● PROBLEM TO WORK ON:
All lines in the data bearing the string "text" should be identified and copied.

Records:
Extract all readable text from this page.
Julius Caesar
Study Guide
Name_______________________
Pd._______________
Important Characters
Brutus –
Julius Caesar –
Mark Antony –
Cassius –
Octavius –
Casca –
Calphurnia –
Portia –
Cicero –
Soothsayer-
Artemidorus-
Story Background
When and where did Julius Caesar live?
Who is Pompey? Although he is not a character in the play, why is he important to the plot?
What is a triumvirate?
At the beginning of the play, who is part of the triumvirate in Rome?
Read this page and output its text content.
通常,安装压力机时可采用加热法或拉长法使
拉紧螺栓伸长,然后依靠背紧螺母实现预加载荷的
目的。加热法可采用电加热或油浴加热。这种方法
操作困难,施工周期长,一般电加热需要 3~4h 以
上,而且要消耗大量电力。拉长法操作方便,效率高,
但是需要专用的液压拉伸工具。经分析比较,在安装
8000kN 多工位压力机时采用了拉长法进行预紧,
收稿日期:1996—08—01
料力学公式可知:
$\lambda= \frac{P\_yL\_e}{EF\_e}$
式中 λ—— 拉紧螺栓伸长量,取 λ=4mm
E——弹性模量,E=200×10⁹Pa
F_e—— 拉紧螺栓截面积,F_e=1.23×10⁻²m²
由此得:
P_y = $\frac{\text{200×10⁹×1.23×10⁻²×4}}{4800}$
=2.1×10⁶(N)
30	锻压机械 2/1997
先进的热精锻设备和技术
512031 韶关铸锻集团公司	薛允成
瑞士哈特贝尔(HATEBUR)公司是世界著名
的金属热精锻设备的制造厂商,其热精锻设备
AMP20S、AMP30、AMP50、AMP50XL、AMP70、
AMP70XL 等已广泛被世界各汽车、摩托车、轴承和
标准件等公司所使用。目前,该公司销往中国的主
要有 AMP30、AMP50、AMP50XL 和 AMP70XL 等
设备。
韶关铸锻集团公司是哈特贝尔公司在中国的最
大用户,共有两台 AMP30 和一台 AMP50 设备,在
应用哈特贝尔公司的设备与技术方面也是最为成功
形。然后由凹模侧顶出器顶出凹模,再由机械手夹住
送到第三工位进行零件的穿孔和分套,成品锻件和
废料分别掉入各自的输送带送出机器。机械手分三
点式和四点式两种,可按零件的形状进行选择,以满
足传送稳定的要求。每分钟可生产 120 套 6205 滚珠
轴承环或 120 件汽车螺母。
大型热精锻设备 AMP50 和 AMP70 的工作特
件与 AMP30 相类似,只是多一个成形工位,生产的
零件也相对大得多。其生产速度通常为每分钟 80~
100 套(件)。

● COMPLETE OUTPUT:
Extract all readable text from this page.
Read this page and output its text content.
P_y = $\frac{\text{200×10⁹×1.23×10⁻²×4}}{4800}$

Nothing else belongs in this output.